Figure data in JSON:
━━━━

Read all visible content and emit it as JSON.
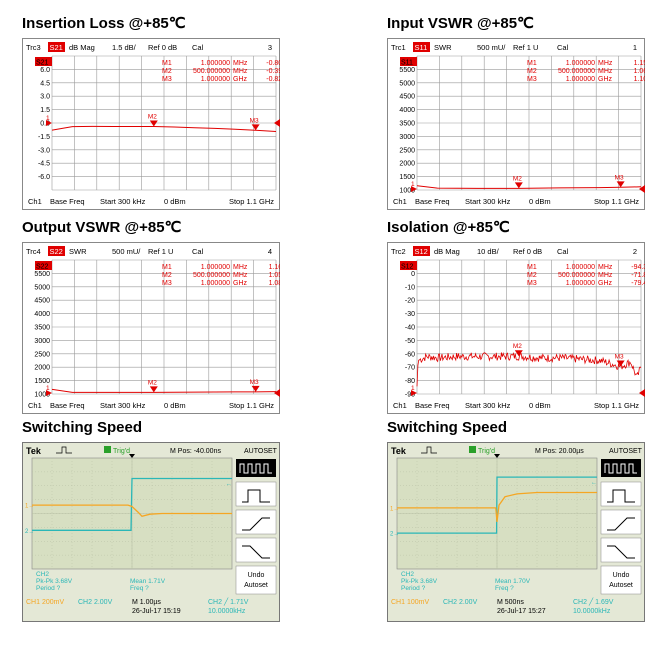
{
  "charts": [
    {
      "title": "Insertion Loss @+85℃",
      "header": {
        "trc": "Trc3",
        "param": "S21",
        "fmt": "dB Mag",
        "scale": "1.5 dB/",
        "ref": "Ref 0 dB",
        "cal": "Cal",
        "num": "3"
      },
      "trace_tag": "S21",
      "yticks": [
        "6.0",
        "4.5",
        "3.0",
        "1.5",
        "0.0",
        "-1.5",
        "-3.0",
        "-4.5",
        "-6.0"
      ],
      "markers": [
        {
          "name": "M1",
          "freq": "1.000000",
          "unit": "MHz",
          "value": "-0.8048",
          "vunit": "dB"
        },
        {
          "name": "M2",
          "freq": "500.000000",
          "unit": "MHz",
          "value": "-0.3935",
          "vunit": "dB"
        },
        {
          "name": "M3",
          "freq": "1.000000",
          "unit": "GHz",
          "value": "-0.8249",
          "vunit": "dB"
        }
      ],
      "footer": {
        "ch": "Ch1",
        "mode": "Base Freq",
        "start": "Start  300 kHz",
        "power": "0 dBm",
        "stop": "Stop  1.1 GHz"
      }
    },
    {
      "title": "Input VSWR @+85℃",
      "header": {
        "trc": "Trc1",
        "param": "S11",
        "fmt": "SWR",
        "scale": "500 mU/",
        "ref": "Ref 1 U",
        "cal": "Cal",
        "num": "1"
      },
      "trace_tag": "S11",
      "yticks": [
        "5500",
        "5000",
        "4500",
        "4000",
        "3500",
        "3000",
        "2500",
        "2000",
        "1500",
        "1000"
      ],
      "markers": [
        {
          "name": "M1",
          "freq": "1.000000",
          "unit": "MHz",
          "value": "1.1592",
          "vunit": "U"
        },
        {
          "name": "M2",
          "freq": "500.000000",
          "unit": "MHz",
          "value": "1.0640",
          "vunit": "U"
        },
        {
          "name": "M3",
          "freq": "1.000000",
          "unit": "GHz",
          "value": "1.1014",
          "vunit": "U"
        }
      ],
      "footer": {
        "ch": "Ch1",
        "mode": "Base Freq",
        "start": "Start  300 kHz",
        "power": "0 dBm",
        "stop": "Stop  1.1 GHz"
      }
    },
    {
      "title": "Output VSWR @+85℃",
      "header": {
        "trc": "Trc4",
        "param": "S22",
        "fmt": "SWR",
        "scale": "500 mU/",
        "ref": "Ref 1 U",
        "cal": "Cal",
        "num": "4"
      },
      "trace_tag": "S22",
      "yticks": [
        "5500",
        "5000",
        "4500",
        "4000",
        "3500",
        "3000",
        "2500",
        "2000",
        "1500",
        "1000"
      ],
      "markers": [
        {
          "name": "M1",
          "freq": "1.000000",
          "unit": "MHz",
          "value": "1.1651",
          "vunit": "U"
        },
        {
          "name": "M2",
          "freq": "500.000000",
          "unit": "MHz",
          "value": "1.0574",
          "vunit": "U"
        },
        {
          "name": "M3",
          "freq": "1.000000",
          "unit": "GHz",
          "value": "1.0807",
          "vunit": "U"
        }
      ],
      "footer": {
        "ch": "Ch1",
        "mode": "Base Freq",
        "start": "Start  300 kHz",
        "power": "0 dBm",
        "stop": "Stop  1.1 GHz"
      }
    },
    {
      "title": "Isolation @+85℃",
      "header": {
        "trc": "Trc2",
        "param": "S12",
        "fmt": "dB Mag",
        "scale": "10 dB/",
        "ref": "Ref 0 dB",
        "cal": "Cal",
        "num": "2"
      },
      "trace_tag": "S12",
      "yticks": [
        "0",
        "-10",
        "-20",
        "-30",
        "-40",
        "-50",
        "-60",
        "-70",
        "-80",
        "-90"
      ],
      "markers": [
        {
          "name": "M1",
          "freq": "1.000000",
          "unit": "MHz",
          "value": "-94.346",
          "vunit": "dB"
        },
        {
          "name": "M2",
          "freq": "500.000000",
          "unit": "MHz",
          "value": "-71.838",
          "vunit": "dB"
        },
        {
          "name": "M3",
          "freq": "1.000000",
          "unit": "GHz",
          "value": "-79.464",
          "vunit": "dB"
        }
      ],
      "footer": {
        "ch": "Ch1",
        "mode": "Base Freq",
        "start": "Start  300 kHz",
        "power": "0 dBm",
        "stop": "Stop  1.1 GHz"
      }
    }
  ],
  "scopes": [
    {
      "title": "Switching Speed",
      "brand": "Tek",
      "trig": "Trig'd",
      "mpos": "M Pos: -40.00ns",
      "autoset": "AUTOSET",
      "ch2_label": "CH2",
      "pkpk": "Pk-Pk 3.68V",
      "period": "Period ?",
      "mean": "Mean 1.71V",
      "freq": "Freq ?",
      "undo": "Undo",
      "autoset2": "Autoset",
      "ch1": "CH1  200mV",
      "ch2": "CH2  2.00V",
      "timebase": "M 1.00µs",
      "date": "26-Jul-17 15:19",
      "trig_info": "CH2 ╱ 1.71V",
      "trig_freq": "10.0000kHz"
    },
    {
      "title": "Switching Speed",
      "brand": "Tek",
      "trig": "Trig'd",
      "mpos": "M Pos: 20.00µs",
      "autoset": "AUTOSET",
      "ch2_label": "CH2",
      "pkpk": "Pk-Pk 3.68V",
      "period": "Period ?",
      "mean": "Mean 1.70V",
      "freq": "Freq ?",
      "undo": "Undo",
      "autoset2": "Autoset",
      "ch1": "CH1  100mV",
      "ch2": "CH2  2.00V",
      "timebase": "M 500ns",
      "date": "26-Jul-17 15:27",
      "trig_info": "CH2 ╱ 1.69V",
      "trig_freq": "10.0000kHz"
    }
  ],
  "chart_data": [
    {
      "type": "line",
      "title": "Insertion Loss @+85℃",
      "xlabel": "",
      "ylabel": "",
      "xlim": [
        0.0003,
        1100
      ],
      "ylim": [
        -7.5,
        7.5
      ],
      "series": [
        {
          "name": "Trc3 S21",
          "x": [
            0.0003,
            1,
            100,
            200,
            300,
            400,
            500,
            600,
            700,
            800,
            900,
            1000,
            1100
          ],
          "y": [
            -0.8,
            -0.8,
            -0.4,
            -0.38,
            -0.39,
            -0.39,
            -0.39,
            -0.45,
            -0.53,
            -0.61,
            -0.7,
            -0.82,
            -0.95
          ]
        }
      ]
    },
    {
      "type": "line",
      "title": "Input VSWR @+85℃",
      "xlabel": "",
      "ylabel": "",
      "xlim": [
        0.0003,
        1100
      ],
      "ylim": [
        1000,
        6000
      ],
      "series": [
        {
          "name": "Trc1 S11",
          "x": [
            0.0003,
            1,
            100,
            300,
            500,
            700,
            900,
            1000,
            1100
          ],
          "y": [
            1.16,
            1.16,
            1.07,
            1.06,
            1.06,
            1.08,
            1.09,
            1.1,
            1.12
          ]
        }
      ]
    },
    {
      "type": "line",
      "title": "Output VSWR @+85℃",
      "xlabel": "",
      "ylabel": "",
      "xlim": [
        0.0003,
        1100
      ],
      "ylim": [
        1000,
        6000
      ],
      "series": [
        {
          "name": "Trc4 S22",
          "x": [
            0.0003,
            1,
            100,
            300,
            500,
            700,
            900,
            1000,
            1100
          ],
          "y": [
            1.17,
            1.17,
            1.06,
            1.06,
            1.06,
            1.07,
            1.08,
            1.08,
            1.09
          ]
        }
      ]
    },
    {
      "type": "line",
      "title": "Isolation @+85℃",
      "xlabel": "",
      "ylabel": "",
      "xlim": [
        0.0003,
        1100
      ],
      "ylim": [
        -100,
        0
      ],
      "series": [
        {
          "name": "Trc2 S12",
          "x": [
            0.0003,
            1,
            5,
            50,
            100,
            200,
            300,
            400,
            500,
            600,
            700,
            800,
            900,
            1000,
            1050,
            1080,
            1100
          ],
          "y": [
            -94.3,
            -94.3,
            -75,
            -72,
            -73,
            -72,
            -72,
            -72,
            -71.8,
            -73,
            -73,
            -74,
            -75,
            -79.5,
            -76,
            -88,
            -80
          ]
        }
      ]
    },
    {
      "type": "line",
      "title": "Switching Speed",
      "xlabel": "",
      "ylabel": "",
      "x_unit": "µs",
      "series": [
        {
          "name": "CH1",
          "x": [
            -5,
            -0.2,
            0,
            0.3,
            0.5,
            0.9,
            1.5,
            5
          ],
          "y": [
            0.6,
            0.6,
            0.5,
            0.1,
            -0.2,
            -0.05,
            0,
            0
          ]
        },
        {
          "name": "CH2",
          "x": [
            -5,
            -0.05,
            0,
            5
          ],
          "y": [
            -1.2,
            -1.2,
            2.5,
            2.5
          ]
        }
      ]
    },
    {
      "type": "line",
      "title": "Switching Speed",
      "xlabel": "",
      "ylabel": "",
      "x_unit": "ns",
      "series": [
        {
          "name": "CH1",
          "x": [
            -2500,
            -30,
            0,
            50,
            200,
            500,
            1000,
            2500
          ],
          "y": [
            0.4,
            0.4,
            -0.6,
            0.6,
            1.2,
            1.4,
            1.5,
            1.5
          ]
        },
        {
          "name": "CH2",
          "x": [
            -2500,
            -10,
            0,
            2500
          ],
          "y": [
            -1.4,
            -1.4,
            2.6,
            2.6
          ]
        }
      ]
    }
  ],
  "colors": {
    "trace": "#e00000",
    "grid": "#999999",
    "scope_bg": "#d7dfc2",
    "ch1": "#f5a623",
    "ch2": "#2ab7b7"
  }
}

━━━━

- [Directions]: Each line that contains the word "param" counts toward the total; give only that total.

- [Task solution]: 4